Task instructions ▸ Please write the listing below out again exactly, leaving every picture behind.

################

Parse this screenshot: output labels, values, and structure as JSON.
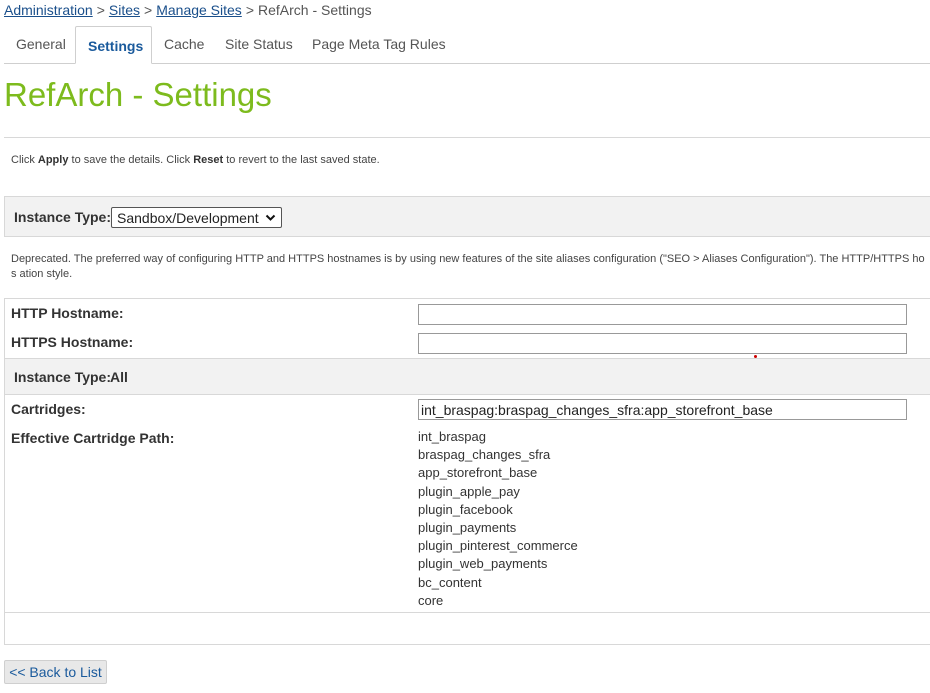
{
  "breadcrumb": {
    "items": [
      "Administration",
      "Sites",
      "Manage Sites"
    ],
    "current": "RefArch - Settings",
    "separator": ">"
  },
  "tabs": [
    "General",
    "Settings",
    "Cache",
    "Site Status",
    "Page Meta Tag Rules"
  ],
  "page_title": "RefArch - Settings",
  "help": {
    "part1": "Click ",
    "apply": "Apply",
    "part2": " to save the details. Click ",
    "reset": "Reset",
    "part3": " to revert to the last saved state."
  },
  "instance_type": {
    "label": "Instance Type:",
    "selected": "Sandbox/Development"
  },
  "deprecated_text": "Deprecated. The preferred way of configuring HTTP and HTTPS hostnames is by using new features of the site aliases configuration (\"SEO > Aliases Configuration\"). The HTTP/HTTPS hos ation style.",
  "http_hostname": {
    "label": "HTTP Hostname:",
    "value": ""
  },
  "https_hostname": {
    "label": "HTTPS Hostname:",
    "value": ""
  },
  "instance_type_all": {
    "label": "Instance Type:",
    "value": "All"
  },
  "cartridges": {
    "label": "Cartridges:",
    "value": "int_braspag:braspag_changes_sfra:app_storefront_base"
  },
  "effective_path": {
    "label": "Effective Cartridge Path:",
    "items": [
      "int_braspag",
      "braspag_changes_sfra",
      "app_storefront_base",
      "plugin_apple_pay",
      "plugin_facebook",
      "plugin_payments",
      "plugin_pinterest_commerce",
      "plugin_web_payments",
      "bc_content",
      "core"
    ]
  },
  "back_button": "<< Back to List",
  "colors": {
    "title": "#7dbb1d",
    "link": "#1a4f8b",
    "tab_active": "#1a5a9c"
  }
}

################

Correct answer ▸
Parse this screenshot: output labels, values, and structure as JSON.
{
  "breadcrumb": {
    "items": [
      "Administration",
      "Sites",
      "Manage Sites"
    ],
    "current": "RefArch - Settings",
    "separator": ">"
  },
  "tabs": [
    "General",
    "Settings",
    "Cache",
    "Site Status",
    "Page Meta Tag Rules"
  ],
  "page_title": "RefArch - Settings",
  "help": {
    "part1": "Click ",
    "apply": "Apply",
    "part2": " to save the details. Click ",
    "reset": "Reset",
    "part3": " to revert to the last saved state."
  },
  "instance_type": {
    "label": "Instance Type:",
    "selected": "Sandbox/Development"
  },
  "deprecated_text": "Deprecated. The preferred way of configuring HTTP and HTTPS hostnames is by using new features of the site aliases configuration (\"SEO > Aliases Configuration\"). The HTTP/HTTPS hos ation style.",
  "http_hostname": {
    "label": "HTTP Hostname:",
    "value": ""
  },
  "https_hostname": {
    "label": "HTTPS Hostname:",
    "value": ""
  },
  "instance_type_all": {
    "label": "Instance Type:",
    "value": "All"
  },
  "cartridges": {
    "label": "Cartridges:",
    "value": "int_braspag:braspag_changes_sfra:app_storefront_base"
  },
  "effective_path": {
    "label": "Effective Cartridge Path:",
    "items": [
      "int_braspag",
      "braspag_changes_sfra",
      "app_storefront_base",
      "plugin_apple_pay",
      "plugin_facebook",
      "plugin_payments",
      "plugin_pinterest_commerce",
      "plugin_web_payments",
      "bc_content",
      "core"
    ]
  },
  "back_button": "<< Back to List",
  "colors": {
    "title": "#7dbb1d",
    "link": "#1a4f8b",
    "tab_active": "#1a5a9c"
  }
}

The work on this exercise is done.